_What you have to do:_
Revise the entries from the line with "extract all elements" to the line with "- bar-2013-series-3: [753, 48, 769, 51]", replacing "citations" with "references" and keeping everything else the same.

#### Supplied records ####

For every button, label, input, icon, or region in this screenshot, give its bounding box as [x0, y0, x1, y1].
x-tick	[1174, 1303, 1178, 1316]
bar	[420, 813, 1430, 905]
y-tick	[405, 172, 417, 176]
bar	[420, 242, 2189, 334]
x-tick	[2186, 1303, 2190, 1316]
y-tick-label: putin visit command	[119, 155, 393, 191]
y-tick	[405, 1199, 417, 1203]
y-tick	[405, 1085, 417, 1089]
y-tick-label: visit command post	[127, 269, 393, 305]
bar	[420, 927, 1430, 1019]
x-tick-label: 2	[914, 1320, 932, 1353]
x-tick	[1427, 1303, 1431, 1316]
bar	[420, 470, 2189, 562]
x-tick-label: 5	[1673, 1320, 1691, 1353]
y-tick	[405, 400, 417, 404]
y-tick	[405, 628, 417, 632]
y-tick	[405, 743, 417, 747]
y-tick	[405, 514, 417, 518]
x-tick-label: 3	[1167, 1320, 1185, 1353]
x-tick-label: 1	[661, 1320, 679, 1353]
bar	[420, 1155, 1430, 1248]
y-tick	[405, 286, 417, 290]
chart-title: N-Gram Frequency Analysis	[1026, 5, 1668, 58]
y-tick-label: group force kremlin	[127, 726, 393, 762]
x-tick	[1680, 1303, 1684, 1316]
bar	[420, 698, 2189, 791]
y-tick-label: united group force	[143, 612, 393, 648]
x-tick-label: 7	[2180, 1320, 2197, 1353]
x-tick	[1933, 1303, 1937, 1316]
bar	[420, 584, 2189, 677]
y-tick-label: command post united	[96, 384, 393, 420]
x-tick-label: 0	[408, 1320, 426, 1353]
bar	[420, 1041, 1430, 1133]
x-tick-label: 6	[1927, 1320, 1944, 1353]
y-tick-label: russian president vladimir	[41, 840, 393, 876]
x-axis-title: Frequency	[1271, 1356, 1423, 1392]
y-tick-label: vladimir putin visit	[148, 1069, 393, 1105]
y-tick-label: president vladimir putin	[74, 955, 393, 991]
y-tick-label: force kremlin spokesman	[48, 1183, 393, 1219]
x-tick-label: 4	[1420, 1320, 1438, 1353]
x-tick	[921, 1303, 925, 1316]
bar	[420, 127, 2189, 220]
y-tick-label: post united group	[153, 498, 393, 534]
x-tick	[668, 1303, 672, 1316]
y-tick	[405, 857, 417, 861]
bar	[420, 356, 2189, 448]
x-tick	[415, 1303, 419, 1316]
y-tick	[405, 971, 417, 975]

####
#### Supplied records ####

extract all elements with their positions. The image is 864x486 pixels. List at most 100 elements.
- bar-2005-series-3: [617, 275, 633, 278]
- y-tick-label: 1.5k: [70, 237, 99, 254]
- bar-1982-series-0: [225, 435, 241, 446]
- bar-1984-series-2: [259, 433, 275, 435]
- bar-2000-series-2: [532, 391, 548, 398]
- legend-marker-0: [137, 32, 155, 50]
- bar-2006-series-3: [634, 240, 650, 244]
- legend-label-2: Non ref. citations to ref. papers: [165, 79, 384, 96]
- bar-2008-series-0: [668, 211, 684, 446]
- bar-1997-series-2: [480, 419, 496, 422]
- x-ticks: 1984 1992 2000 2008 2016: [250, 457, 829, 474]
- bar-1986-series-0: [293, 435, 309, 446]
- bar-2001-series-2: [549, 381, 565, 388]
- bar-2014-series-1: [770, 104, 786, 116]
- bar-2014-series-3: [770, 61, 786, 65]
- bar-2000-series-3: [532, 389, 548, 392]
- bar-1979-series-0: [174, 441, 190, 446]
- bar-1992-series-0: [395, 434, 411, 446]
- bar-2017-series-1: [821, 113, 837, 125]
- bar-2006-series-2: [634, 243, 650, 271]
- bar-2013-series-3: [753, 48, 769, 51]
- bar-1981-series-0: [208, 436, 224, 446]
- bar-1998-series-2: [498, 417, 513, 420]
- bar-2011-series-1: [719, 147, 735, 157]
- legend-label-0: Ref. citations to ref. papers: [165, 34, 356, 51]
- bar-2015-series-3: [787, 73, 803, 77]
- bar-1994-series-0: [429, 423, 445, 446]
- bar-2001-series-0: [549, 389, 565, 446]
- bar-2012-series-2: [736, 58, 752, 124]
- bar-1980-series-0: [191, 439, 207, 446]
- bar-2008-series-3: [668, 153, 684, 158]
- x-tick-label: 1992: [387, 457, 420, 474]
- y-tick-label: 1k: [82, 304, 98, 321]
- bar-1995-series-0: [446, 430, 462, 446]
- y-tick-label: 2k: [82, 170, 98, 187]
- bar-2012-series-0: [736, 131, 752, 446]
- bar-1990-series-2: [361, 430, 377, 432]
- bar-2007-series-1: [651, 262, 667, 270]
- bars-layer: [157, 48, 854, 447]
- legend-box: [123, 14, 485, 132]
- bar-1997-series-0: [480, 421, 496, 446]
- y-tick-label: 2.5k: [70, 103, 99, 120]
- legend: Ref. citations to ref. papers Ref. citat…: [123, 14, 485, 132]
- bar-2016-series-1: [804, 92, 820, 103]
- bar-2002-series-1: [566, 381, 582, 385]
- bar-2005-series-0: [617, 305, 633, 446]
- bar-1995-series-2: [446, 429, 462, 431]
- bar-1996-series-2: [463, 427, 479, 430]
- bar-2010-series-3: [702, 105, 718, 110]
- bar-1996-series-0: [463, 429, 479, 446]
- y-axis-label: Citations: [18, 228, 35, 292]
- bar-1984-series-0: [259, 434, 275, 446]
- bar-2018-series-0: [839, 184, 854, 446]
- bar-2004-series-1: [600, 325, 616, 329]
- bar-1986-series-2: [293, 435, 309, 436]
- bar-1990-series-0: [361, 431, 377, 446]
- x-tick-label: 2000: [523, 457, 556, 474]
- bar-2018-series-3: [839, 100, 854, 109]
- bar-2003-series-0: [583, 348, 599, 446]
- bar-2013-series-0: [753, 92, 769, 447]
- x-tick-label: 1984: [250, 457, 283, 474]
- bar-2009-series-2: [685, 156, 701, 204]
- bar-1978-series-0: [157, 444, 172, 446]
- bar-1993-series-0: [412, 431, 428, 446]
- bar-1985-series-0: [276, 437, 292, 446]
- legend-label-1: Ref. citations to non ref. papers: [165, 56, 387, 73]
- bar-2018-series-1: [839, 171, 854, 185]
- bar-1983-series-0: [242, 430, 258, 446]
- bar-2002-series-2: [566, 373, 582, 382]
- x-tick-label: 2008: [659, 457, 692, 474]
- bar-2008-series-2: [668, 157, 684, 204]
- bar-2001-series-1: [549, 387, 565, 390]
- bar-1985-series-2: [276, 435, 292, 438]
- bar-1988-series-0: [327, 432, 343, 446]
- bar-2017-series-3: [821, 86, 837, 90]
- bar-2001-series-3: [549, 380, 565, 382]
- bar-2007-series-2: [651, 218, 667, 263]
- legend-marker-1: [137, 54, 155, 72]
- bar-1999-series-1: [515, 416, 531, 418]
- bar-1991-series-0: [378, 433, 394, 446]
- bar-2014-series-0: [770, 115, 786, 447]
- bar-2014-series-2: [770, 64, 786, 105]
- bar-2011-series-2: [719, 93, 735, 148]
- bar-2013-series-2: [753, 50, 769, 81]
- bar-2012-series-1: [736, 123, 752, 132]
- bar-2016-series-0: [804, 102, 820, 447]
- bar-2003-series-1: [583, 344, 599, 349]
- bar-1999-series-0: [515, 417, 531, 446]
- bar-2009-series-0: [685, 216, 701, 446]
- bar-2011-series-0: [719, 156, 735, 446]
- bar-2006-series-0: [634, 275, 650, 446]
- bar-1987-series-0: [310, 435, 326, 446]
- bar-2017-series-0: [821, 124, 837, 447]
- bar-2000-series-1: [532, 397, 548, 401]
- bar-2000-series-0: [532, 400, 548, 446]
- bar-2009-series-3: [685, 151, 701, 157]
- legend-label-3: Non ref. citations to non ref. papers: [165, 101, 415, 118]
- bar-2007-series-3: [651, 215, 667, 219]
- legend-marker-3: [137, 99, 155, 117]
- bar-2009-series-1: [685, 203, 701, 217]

####

_Response to this task:_
extract all elements with their positions. The image is 864x486 pixels. List at most 100 elements.
- bar-2005-series-3: [617, 275, 633, 278]
- y-tick-label: 1.5k: [70, 237, 99, 254]
- bar-1982-series-0: [225, 435, 241, 446]
- bar-1984-series-2: [259, 433, 275, 435]
- bar-2000-series-2: [532, 391, 548, 398]
- legend-marker-0: [137, 32, 155, 50]
- bar-2006-series-3: [634, 240, 650, 244]
- legend-label-2: Non ref. references to ref. papers: [165, 79, 384, 96]
- bar-2008-series-0: [668, 211, 684, 446]
- bar-1997-series-2: [480, 419, 496, 422]
- x-ticks: 1984 1992 2000 2008 2016: [250, 457, 829, 474]
- bar-1986-series-0: [293, 435, 309, 446]
- bar-2001-series-2: [549, 381, 565, 388]
- bar-2014-series-1: [770, 104, 786, 116]
- bar-2014-series-3: [770, 61, 786, 65]
- bar-2000-series-3: [532, 389, 548, 392]
- bar-1979-series-0: [174, 441, 190, 446]
- bar-1992-series-0: [395, 434, 411, 446]
- bar-2017-series-1: [821, 113, 837, 125]
- bar-2006-series-2: [634, 243, 650, 271]
- bar-2013-series-3: [753, 48, 769, 51]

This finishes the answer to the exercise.